** Begin **

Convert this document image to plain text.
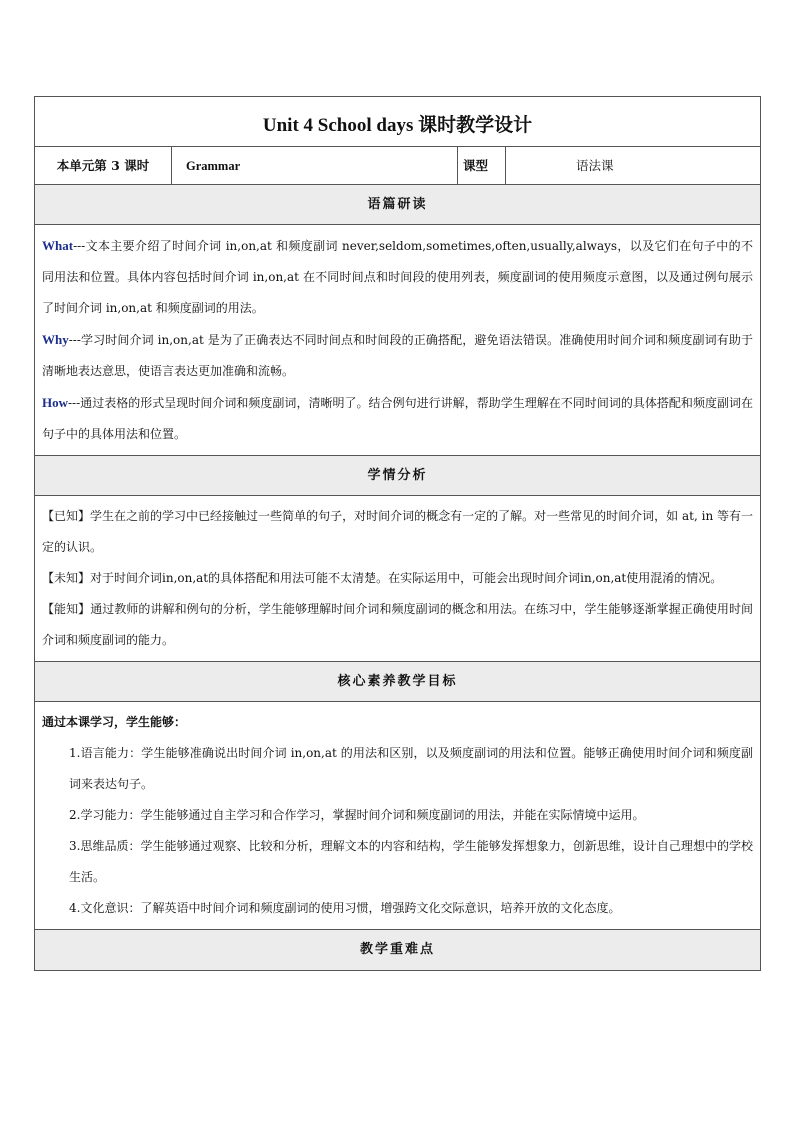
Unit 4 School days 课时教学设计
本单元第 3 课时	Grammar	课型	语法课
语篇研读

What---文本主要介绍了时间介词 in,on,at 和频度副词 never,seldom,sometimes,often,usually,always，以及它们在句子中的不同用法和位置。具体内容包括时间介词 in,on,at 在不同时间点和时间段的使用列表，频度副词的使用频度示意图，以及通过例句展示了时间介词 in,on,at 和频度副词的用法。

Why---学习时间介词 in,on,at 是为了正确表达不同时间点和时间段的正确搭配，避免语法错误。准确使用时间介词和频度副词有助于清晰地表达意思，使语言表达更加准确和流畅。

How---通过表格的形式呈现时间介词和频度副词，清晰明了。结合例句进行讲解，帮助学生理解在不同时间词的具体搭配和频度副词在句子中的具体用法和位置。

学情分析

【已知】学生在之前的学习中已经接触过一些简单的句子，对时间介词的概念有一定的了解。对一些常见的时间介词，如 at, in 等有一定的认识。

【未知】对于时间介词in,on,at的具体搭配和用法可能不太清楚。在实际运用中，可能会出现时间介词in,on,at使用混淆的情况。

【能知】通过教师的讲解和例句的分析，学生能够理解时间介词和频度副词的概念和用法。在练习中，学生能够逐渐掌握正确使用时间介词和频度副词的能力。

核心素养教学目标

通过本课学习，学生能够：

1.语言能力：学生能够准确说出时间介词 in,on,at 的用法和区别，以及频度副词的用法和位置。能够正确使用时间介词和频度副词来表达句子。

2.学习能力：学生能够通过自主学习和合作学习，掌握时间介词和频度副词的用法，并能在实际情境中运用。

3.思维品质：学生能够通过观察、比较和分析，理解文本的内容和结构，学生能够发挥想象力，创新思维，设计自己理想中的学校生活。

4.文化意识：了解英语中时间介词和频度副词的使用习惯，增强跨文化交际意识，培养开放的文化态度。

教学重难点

** End **
** Begin **

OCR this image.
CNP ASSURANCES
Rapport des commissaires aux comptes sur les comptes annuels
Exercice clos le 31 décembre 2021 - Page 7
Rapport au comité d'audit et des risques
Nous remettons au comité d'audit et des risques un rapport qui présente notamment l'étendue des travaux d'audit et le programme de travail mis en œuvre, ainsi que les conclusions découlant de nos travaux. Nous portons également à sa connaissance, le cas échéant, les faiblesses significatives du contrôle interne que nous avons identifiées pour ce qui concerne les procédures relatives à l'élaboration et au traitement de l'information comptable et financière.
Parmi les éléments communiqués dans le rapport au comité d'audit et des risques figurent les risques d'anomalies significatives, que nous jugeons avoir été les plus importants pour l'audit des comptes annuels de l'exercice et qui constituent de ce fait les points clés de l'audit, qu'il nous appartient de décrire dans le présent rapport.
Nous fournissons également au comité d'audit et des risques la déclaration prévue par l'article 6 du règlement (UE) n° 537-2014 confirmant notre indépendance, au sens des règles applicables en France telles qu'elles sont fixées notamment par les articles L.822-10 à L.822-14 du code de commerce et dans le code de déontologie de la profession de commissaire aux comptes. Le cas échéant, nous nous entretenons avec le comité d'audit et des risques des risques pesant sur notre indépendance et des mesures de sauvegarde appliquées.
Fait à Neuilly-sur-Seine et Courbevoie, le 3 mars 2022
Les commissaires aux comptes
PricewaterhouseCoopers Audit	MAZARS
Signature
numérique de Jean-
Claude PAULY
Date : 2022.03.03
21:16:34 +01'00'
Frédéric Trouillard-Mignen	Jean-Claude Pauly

** End **
** Begin **

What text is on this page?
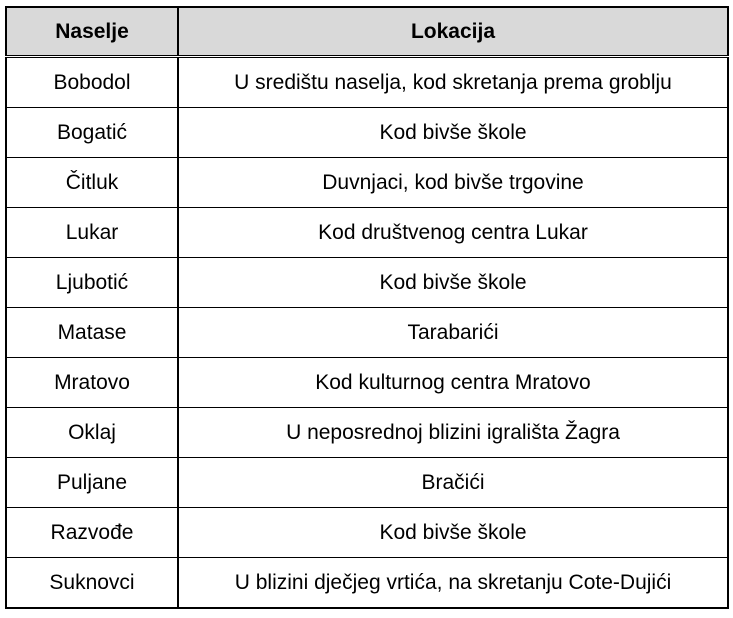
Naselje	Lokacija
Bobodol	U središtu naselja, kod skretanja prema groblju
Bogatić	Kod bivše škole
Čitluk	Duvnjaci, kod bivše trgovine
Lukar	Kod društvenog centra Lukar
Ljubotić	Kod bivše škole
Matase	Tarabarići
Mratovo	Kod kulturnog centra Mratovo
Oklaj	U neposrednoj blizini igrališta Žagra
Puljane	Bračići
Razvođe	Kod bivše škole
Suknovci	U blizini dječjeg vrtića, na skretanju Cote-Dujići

** End **

[Exercise goal]
Using the listing above, pick out each line that contains the word "What", then copy it.

[Solution for this task]
What---文本主要介绍了时间介词 in,on,at 和频度副词 never,seldom,sometimes,often,usually,always，以及它们在句子中的不同用法和位置。具体内容包括时间介词 in,on,at 在不同时间点和时间段的使用列表，频度副词的使用频度示意图，以及通过例句展示了时间介词 in,on,at 和频度副词的用法。
What text is on this page?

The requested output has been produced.